GOAL OF THE EXERCISE:
Pictures stay out of the copy; set down each line of the listing below exactly.

MATERIALS PROVIDED:

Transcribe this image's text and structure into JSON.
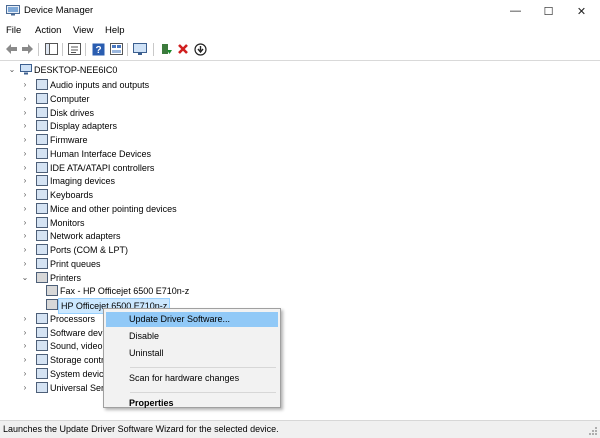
{
  "window": {
    "title": "Device Manager",
    "minimize_glyph": "—",
    "maximize_glyph": "☐",
    "close_glyph": "✕"
  },
  "menu": [
    "File",
    "Action",
    "View",
    "Help"
  ],
  "toolbar": {
    "icons": [
      "back-icon",
      "forward-icon",
      "console-tree-icon",
      "properties-icon",
      "help-icon",
      "view-resources-icon",
      "monitor-icon",
      "update-driver-icon",
      "uninstall-icon",
      "download-icon"
    ]
  },
  "tree": {
    "root": "DESKTOP-NEE6IC0",
    "items": [
      {
        "label": "Audio inputs and outputs",
        "icon": "speaker-icon",
        "expanded": false
      },
      {
        "label": "Computer",
        "icon": "computer-icon",
        "expanded": false
      },
      {
        "label": "Disk drives",
        "icon": "disk-drive-icon",
        "expanded": false
      },
      {
        "label": "Display adapters",
        "icon": "display-adapter-icon",
        "expanded": false
      },
      {
        "label": "Firmware",
        "icon": "firmware-icon",
        "expanded": false
      },
      {
        "label": "Human Interface Devices",
        "icon": "hid-icon",
        "expanded": false
      },
      {
        "label": "IDE ATA/ATAPI controllers",
        "icon": "ide-icon",
        "expanded": false
      },
      {
        "label": "Imaging devices",
        "icon": "camera-icon",
        "expanded": false
      },
      {
        "label": "Keyboards",
        "icon": "keyboard-icon",
        "expanded": false
      },
      {
        "label": "Mice and other pointing devices",
        "icon": "mouse-icon",
        "expanded": false
      },
      {
        "label": "Monitors",
        "icon": "monitor-icon",
        "expanded": false
      },
      {
        "label": "Network adapters",
        "icon": "network-icon",
        "expanded": false
      },
      {
        "label": "Ports (COM & LPT)",
        "icon": "port-icon",
        "expanded": false
      },
      {
        "label": "Print queues",
        "icon": "print-queue-icon",
        "expanded": false
      },
      {
        "label": "Printers",
        "icon": "printer-icon",
        "expanded": true
      },
      {
        "label": "Fax - HP Officejet 6500 E710n-z",
        "icon": "fax-icon",
        "child": true
      },
      {
        "label": "HP Officejet 6500 E710n-z",
        "icon": "printer-icon",
        "child": true,
        "selected": true
      },
      {
        "label": "Processors",
        "icon": "processor-icon",
        "expanded": false
      },
      {
        "label": "Software devices",
        "icon": "software-icon",
        "expanded": false
      },
      {
        "label": "Sound, video and game controllers",
        "icon": "sound-icon",
        "expanded": false
      },
      {
        "label": "Storage controllers",
        "icon": "storage-icon",
        "expanded": false
      },
      {
        "label": "System devices",
        "icon": "system-icon",
        "expanded": false
      },
      {
        "label": "Universal Serial Bus controllers",
        "icon": "usb-icon",
        "expanded": false
      }
    ]
  },
  "context_menu": {
    "items": [
      {
        "label": "Update Driver Software...",
        "highlighted": true
      },
      {
        "label": "Disable"
      },
      {
        "label": "Uninstall"
      },
      {
        "separator": true
      },
      {
        "label": "Scan for hardware changes"
      },
      {
        "separator": true
      },
      {
        "label": "Properties",
        "bold": true
      }
    ]
  },
  "status": {
    "text": "Launches the Update Driver Software Wizard for the selected device."
  },
  "colors": {
    "selection_bg": "#cce8ff",
    "menu_highlight": "#91c9f7",
    "uninstall_red": "#d01f1f",
    "update_green": "#1a8a2c",
    "help_blue": "#2a5db0"
  }
}
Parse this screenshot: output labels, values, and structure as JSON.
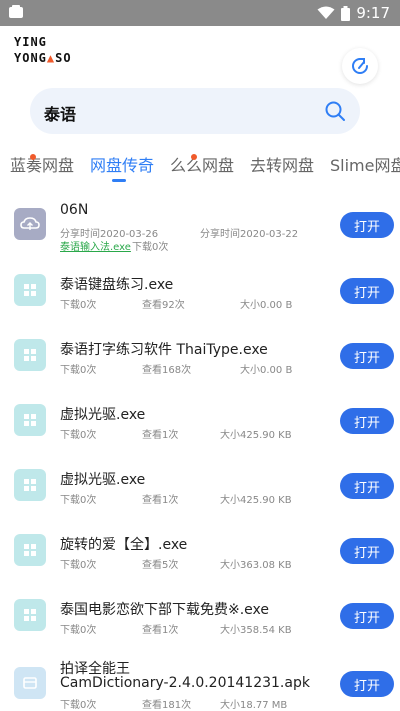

WRITTEN ANSWER:
Transcribe this image's text and structure into JSON.
{
  "window": {
    "title": "Device Manager",
    "minimize_glyph": "—",
    "maximize_glyph": "☐",
    "close_glyph": "✕"
  },
  "menu": [
    "File",
    "Action",
    "View",
    "Help"
  ],
  "toolbar": {
    "icons": [
      "back-icon",
      "forward-icon",
      "console-tree-icon",
      "properties-icon",
      "help-icon",
      "view-resources-icon",
      "monitor-icon",
      "update-driver-icon",
      "uninstall-icon",
      "download-icon"
    ]
  },
  "tree": {
    "root": "DESKTOP-NEE6IC0",
    "items": [
      {
        "label": "Audio inputs and outputs",
        "icon": "speaker-icon",
        "expanded": false
      },
      {
        "label": "Computer",
        "icon": "computer-icon",
        "expanded": false
      },
      {
        "label": "Disk drives",
        "icon": "disk-drive-icon",
        "expanded": false
      },
      {
        "label": "Display adapters",
        "icon": "display-adapter-icon",
        "expanded": false
      },
      {
        "label": "Firmware",
        "icon": "firmware-icon",
        "expanded": false
      },
      {
        "label": "Human Interface Devices",
        "icon": "hid-icon",
        "expanded": false
      },
      {
        "label": "IDE ATA/ATAPI controllers",
        "icon": "ide-icon",
        "expanded": false
      },
      {
        "label": "Imaging devices",
        "icon": "camera-icon",
        "expanded": false
      },
      {
        "label": "Keyboards",
        "icon": "keyboard-icon",
        "expanded": false
      },
      {
        "label": "Mice and other pointing devices",
        "icon": "mouse-icon",
        "expanded": false
      },
      {
        "label": "Monitors",
        "icon": "monitor-icon",
        "expanded": false
      },
      {
        "label": "Network adapters",
        "icon": "network-icon",
        "expanded": false
      },
      {
        "label": "Ports (COM & LPT)",
        "icon": "port-icon",
        "expanded": false
      },
      {
        "label": "Print queues",
        "icon": "print-queue-icon",
        "expanded": false
      },
      {
        "label": "Printers",
        "icon": "printer-icon",
        "expanded": true
      },
      {
        "label": "Fax - HP Officejet 6500 E710n-z",
        "icon": "fax-icon",
        "child": true
      },
      {
        "label": "HP Officejet 6500 E710n-z",
        "icon": "printer-icon",
        "child": true,
        "selected": true
      },
      {
        "label": "Processors",
        "icon": "processor-icon",
        "expanded": false
      },
      {
        "label": "Software devices",
        "icon": "software-icon",
        "expanded": false
      },
      {
        "label": "Sound, video and game controllers",
        "icon": "sound-icon",
        "expanded": false
      },
      {
        "label": "Storage controllers",
        "icon": "storage-icon",
        "expanded": false
      },
      {
        "label": "System devices",
        "icon": "system-icon",
        "expanded": false
      },
      {
        "label": "Universal Serial Bus controllers",
        "icon": "usb-icon",
        "expanded": false
      }
    ]
  },
  "context_menu": {
    "items": [
      {
        "label": "Update Driver Software...",
        "highlighted": true
      },
      {
        "label": "Disable"
      },
      {
        "label": "Uninstall"
      },
      {
        "separator": true
      },
      {
        "label": "Scan for hardware changes"
      },
      {
        "separator": true
      },
      {
        "label": "Properties",
        "bold": true
      }
    ]
  },
  "status": {
    "text": "Launches the Update Driver Software Wizard for the selected device."
  },
  "colors": {
    "selection_bg": "#cce8ff",
    "menu_highlight": "#91c9f7",
    "uninstall_red": "#d01f1f",
    "update_green": "#1a8a2c",
    "help_blue": "#2a5db0"
  }
}
Parse this screenshot: output labels, values, and structure as JSON.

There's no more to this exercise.